Given task
Every line below must be reproduced exactly. Copy them all.

Supplied material
================================
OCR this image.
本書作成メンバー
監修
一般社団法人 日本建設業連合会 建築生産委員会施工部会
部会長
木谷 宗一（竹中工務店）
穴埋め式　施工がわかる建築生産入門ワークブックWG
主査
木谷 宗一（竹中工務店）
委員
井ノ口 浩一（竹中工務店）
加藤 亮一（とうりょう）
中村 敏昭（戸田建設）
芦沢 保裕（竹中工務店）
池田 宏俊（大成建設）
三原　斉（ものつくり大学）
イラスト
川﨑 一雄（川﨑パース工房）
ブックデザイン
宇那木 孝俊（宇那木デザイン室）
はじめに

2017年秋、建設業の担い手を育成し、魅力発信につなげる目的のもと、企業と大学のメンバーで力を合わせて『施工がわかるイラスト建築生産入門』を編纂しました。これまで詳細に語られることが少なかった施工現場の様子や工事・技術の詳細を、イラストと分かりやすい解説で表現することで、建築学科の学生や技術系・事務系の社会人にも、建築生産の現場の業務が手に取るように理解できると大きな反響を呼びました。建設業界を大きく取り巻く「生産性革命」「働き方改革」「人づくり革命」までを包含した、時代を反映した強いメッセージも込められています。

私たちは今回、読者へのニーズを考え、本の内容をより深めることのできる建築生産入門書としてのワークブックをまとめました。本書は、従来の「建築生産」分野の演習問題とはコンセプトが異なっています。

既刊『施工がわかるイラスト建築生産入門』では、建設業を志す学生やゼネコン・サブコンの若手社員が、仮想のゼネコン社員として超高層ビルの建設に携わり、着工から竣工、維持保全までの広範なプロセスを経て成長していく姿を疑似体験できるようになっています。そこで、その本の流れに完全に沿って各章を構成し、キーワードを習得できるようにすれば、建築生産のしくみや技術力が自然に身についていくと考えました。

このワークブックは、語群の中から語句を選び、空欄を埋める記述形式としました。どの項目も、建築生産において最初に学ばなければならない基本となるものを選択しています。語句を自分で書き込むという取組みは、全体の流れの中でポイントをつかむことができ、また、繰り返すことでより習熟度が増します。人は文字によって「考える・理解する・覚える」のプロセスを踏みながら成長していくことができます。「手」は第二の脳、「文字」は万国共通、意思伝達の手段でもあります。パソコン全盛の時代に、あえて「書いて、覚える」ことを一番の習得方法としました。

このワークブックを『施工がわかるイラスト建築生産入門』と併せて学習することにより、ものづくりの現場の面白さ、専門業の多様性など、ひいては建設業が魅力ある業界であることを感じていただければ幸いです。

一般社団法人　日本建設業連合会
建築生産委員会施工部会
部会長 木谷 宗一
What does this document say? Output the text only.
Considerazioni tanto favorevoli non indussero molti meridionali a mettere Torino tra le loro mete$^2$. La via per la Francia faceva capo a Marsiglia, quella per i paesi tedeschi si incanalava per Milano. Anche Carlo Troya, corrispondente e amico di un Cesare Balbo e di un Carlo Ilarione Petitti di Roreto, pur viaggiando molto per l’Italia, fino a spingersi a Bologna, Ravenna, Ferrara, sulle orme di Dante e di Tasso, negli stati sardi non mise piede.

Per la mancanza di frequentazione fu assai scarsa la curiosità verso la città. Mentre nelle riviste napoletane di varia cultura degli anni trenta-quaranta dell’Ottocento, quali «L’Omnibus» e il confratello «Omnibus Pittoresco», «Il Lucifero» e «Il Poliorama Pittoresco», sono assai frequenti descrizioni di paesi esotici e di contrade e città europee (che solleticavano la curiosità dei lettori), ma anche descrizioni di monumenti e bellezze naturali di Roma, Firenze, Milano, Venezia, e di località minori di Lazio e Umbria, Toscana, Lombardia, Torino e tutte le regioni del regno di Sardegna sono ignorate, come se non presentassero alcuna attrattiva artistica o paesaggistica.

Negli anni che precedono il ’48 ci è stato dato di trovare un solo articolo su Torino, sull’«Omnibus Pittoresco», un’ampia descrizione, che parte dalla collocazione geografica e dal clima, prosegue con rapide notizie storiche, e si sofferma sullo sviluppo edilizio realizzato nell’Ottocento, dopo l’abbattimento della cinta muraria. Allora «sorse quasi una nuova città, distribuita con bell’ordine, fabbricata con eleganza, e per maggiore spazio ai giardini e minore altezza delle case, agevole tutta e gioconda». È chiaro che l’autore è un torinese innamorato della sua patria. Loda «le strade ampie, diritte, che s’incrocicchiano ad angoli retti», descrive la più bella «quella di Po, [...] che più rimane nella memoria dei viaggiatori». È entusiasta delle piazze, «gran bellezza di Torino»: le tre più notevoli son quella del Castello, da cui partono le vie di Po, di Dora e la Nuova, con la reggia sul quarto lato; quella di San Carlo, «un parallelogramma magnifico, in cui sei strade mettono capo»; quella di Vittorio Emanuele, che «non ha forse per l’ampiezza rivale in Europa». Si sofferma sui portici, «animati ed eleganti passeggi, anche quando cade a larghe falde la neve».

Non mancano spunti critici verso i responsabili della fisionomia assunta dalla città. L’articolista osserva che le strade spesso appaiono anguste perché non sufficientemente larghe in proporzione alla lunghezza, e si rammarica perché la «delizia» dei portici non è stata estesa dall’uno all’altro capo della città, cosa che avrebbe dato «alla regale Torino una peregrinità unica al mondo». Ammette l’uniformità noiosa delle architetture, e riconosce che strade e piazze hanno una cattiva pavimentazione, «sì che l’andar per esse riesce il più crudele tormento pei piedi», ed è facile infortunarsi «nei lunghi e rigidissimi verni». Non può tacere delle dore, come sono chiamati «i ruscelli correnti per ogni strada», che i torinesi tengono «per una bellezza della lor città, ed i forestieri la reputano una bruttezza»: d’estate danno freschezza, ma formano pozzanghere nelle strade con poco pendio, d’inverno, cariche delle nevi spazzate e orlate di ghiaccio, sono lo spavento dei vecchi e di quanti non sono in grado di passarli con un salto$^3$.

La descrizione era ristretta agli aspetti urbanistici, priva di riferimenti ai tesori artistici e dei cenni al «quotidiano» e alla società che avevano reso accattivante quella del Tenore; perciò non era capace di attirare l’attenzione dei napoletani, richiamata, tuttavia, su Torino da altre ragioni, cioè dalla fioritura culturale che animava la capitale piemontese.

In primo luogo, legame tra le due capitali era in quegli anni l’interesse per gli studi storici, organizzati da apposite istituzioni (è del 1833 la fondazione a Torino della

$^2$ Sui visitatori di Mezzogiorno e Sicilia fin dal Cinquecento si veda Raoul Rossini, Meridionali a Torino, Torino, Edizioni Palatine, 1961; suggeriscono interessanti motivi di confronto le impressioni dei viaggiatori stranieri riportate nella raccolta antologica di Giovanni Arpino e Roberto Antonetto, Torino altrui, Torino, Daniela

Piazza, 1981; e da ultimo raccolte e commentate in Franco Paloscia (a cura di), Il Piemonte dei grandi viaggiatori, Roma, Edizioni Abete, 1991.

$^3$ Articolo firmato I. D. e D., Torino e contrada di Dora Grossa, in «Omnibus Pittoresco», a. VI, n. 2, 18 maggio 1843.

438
================================
Correct answer
OCR this image.
本書作成メンバー
監修
一般社団法人 日本建設業連合会 建築生産委員会施工部会
部会長
木谷 宗一（竹中工務店）
穴埋め式　施工がわかる建築生産入門ワークブックWG
主査
木谷 宗一（竹中工務店）
委員
井ノ口 浩一（竹中工務店）
加藤 亮一（とうりょう）
中村 敏昭（戸田建設）
芦沢 保裕（竹中工務店）
池田 宏俊（大成建設）
三原　斉（ものつくり大学）
イラスト
川﨑 一雄（川﨑パース工房）
ブックデザイン
宇那木 孝俊（宇那木デザイン室）
はじめに

2017年秋、建設業の担い手を育成し、魅力発信につなげる目的のもと、企業と大学のメンバーで力を合わせて『施工がわかるイラスト建築生産入門』を編纂しました。これまで詳細に語られることが少なかった施工現場の様子や工事・技術の詳細を、イラストと分かりやすい解説で表現することで、建築学科の学生や技術系・事務系の社会人にも、建築生産の現場の業務が手に取るように理解できると大きな反響を呼びました。建設業界を大きく取り巻く「生産性革命」「働き方改革」「人づくり革命」までを包含した、時代を反映した強いメッセージも込められています。

私たちは今回、読者へのニーズを考え、本の内容をより深めることのできる建築生産入門書としてのワークブックをまとめました。本書は、従来の「建築生産」分野の演習問題とはコンセプトが異なっています。

既刊『施工がわかるイラスト建築生産入門』では、建設業を志す学生やゼネコン・サブコンの若手社員が、仮想のゼネコン社員として超高層ビルの建設に携わり、着工から竣工、維持保全までの広範なプロセスを経て成長していく姿を疑似体験できるようになっています。そこで、その本の流れに完全に沿って各章を構成し、キーワードを習得できるようにすれば、建築生産のしくみや技術力が自然に身についていくと考えました。

このワークブックは、語群の中から語句を選び、空欄を埋める記述形式としました。どの項目も、建築生産において最初に学ばなければならない基本となるものを選択しています。語句を自分で書き込むという取組みは、全体の流れの中でポイントをつかむことができ、また、繰り返すことでより習熟度が増します。人は文字によって「考える・理解する・覚える」のプロセスを踏みながら成長していくことができます。「手」は第二の脳、「文字」は万国共通、意思伝達の手段でもあります。パソコン全盛の時代に、あえて「書いて、覚える」ことを一番の習得方法としました。

このワークブックを『施工がわかるイラスト建築生産入門』と併せて学習することにより、ものづくりの現場の面白さ、専門業の多様性など、ひいては建設業が魅力ある業界であることを感じていただければ幸いです。

一般社団法人　日本建設業連合会
建築生産委員会施工部会
部会長 木谷 宗一
What does this document say? Output the text only.
Considerazioni tanto favorevoli non indussero molti meridionali a mettere Torino tra le loro mete$^2$. La via per la Francia faceva capo a Marsiglia, quella per i paesi tedeschi si incanalava per Milano. Anche Carlo Troya, corrispondente e amico di un Cesare Balbo e di un Carlo Ilarione Petitti di Roreto, pur viaggiando molto per l’Italia, fino a spingersi a Bologna, Ravenna, Ferrara, sulle orme di Dante e di Tasso, negli stati sardi non mise piede.

Per la mancanza di frequentazione fu assai scarsa la curiosità verso la città. Mentre nelle riviste napoletane di varia cultura degli anni trenta-quaranta dell’Ottocento, quali «L’Omnibus» e il confratello «Omnibus Pittoresco», «Il Lucifero» e «Il Poliorama Pittoresco», sono assai frequenti descrizioni di paesi esotici e di contrade e città europee (che solleticavano la curiosità dei lettori), ma anche descrizioni di monumenti e bellezze naturali di Roma, Firenze, Milano, Venezia, e di località minori di Lazio e Umbria, Toscana, Lombardia, Torino e tutte le regioni del regno di Sardegna sono ignorate, come se non presentassero alcuna attrattiva artistica o paesaggistica.

Negli anni che precedono il ’48 ci è stato dato di trovare un solo articolo su Torino, sull’«Omnibus Pittoresco», un’ampia descrizione, che parte dalla collocazione geografica e dal clima, prosegue con rapide notizie storiche, e si sofferma sullo sviluppo edilizio realizzato nell’Ottocento, dopo l’abbattimento della cinta muraria. Allora «sorse quasi una nuova città, distribuita con bell’ordine, fabbricata con eleganza, e per maggiore spazio ai giardini e minore altezza delle case, agevole tutta e gioconda». È chiaro che l’autore è un torinese innamorato della sua patria. Loda «le strade ampie, diritte, che s’incrocicchiano ad angoli retti», descrive la più bella «quella di Po, [...] che più rimane nella memoria dei viaggiatori». È entusiasta delle piazze, «gran bellezza di Torino»: le tre più notevoli son quella del Castello, da cui partono le vie di Po, di Dora e la Nuova, con la reggia sul quarto lato; quella di San Carlo, «un parallelogramma magnifico, in cui sei strade mettono capo»; quella di Vittorio Emanuele, che «non ha forse per l’ampiezza rivale in Europa». Si sofferma sui portici, «animati ed eleganti passeggi, anche quando cade a larghe falde la neve».

Non mancano spunti critici verso i responsabili della fisionomia assunta dalla città. L’articolista osserva che le strade spesso appaiono anguste perché non sufficientemente larghe in proporzione alla lunghezza, e si rammarica perché la «delizia» dei portici non è stata estesa dall’uno all’altro capo della città, cosa che avrebbe dato «alla regale Torino una peregrinità unica al mondo». Ammette l’uniformità noiosa delle architetture, e riconosce che strade e piazze hanno una cattiva pavimentazione, «sì che l’andar per esse riesce il più crudele tormento pei piedi», ed è facile infortunarsi «nei lunghi e rigidissimi verni». Non può tacere delle dore, come sono chiamati «i ruscelli correnti per ogni strada», che i torinesi tengono «per una bellezza della lor città, ed i forestieri la reputano una bruttezza»: d’estate danno freschezza, ma formano pozzanghere nelle strade con poco pendio, d’inverno, cariche delle nevi spazzate e orlate di ghiaccio, sono lo spavento dei vecchi e di quanti non sono in grado di passarli con un salto$^3$.

La descrizione era ristretta agli aspetti urbanistici, priva di riferimenti ai tesori artistici e dei cenni al «quotidiano» e alla società che avevano reso accattivante quella del Tenore; perciò non era capace di attirare l’attenzione dei napoletani, richiamata, tuttavia, su Torino da altre ragioni, cioè dalla fioritura culturale che animava la capitale piemontese.

In primo luogo, legame tra le due capitali era in quegli anni l’interesse per gli studi storici, organizzati da apposite istituzioni (è del 1833 la fondazione a Torino della

$^2$ Sui visitatori di Mezzogiorno e Sicilia fin dal Cinquecento si veda Raoul Rossini, Meridionali a Torino, Torino, Edizioni Palatine, 1961; suggeriscono interessanti motivi di confronto le impressioni dei viaggiatori stranieri riportate nella raccolta antologica di Giovanni Arpino e Roberto Antonetto, Torino altrui, Torino, Daniela

Piazza, 1981; e da ultimo raccolte e commentate in Franco Paloscia (a cura di), Il Piemonte dei grandi viaggiatori, Roma, Edizioni Abete, 1991.

$^3$ Articolo firmato I. D. e D., Torino e contrada di Dora Grossa, in «Omnibus Pittoresco», a. VI, n. 2, 18 maggio 1843.

438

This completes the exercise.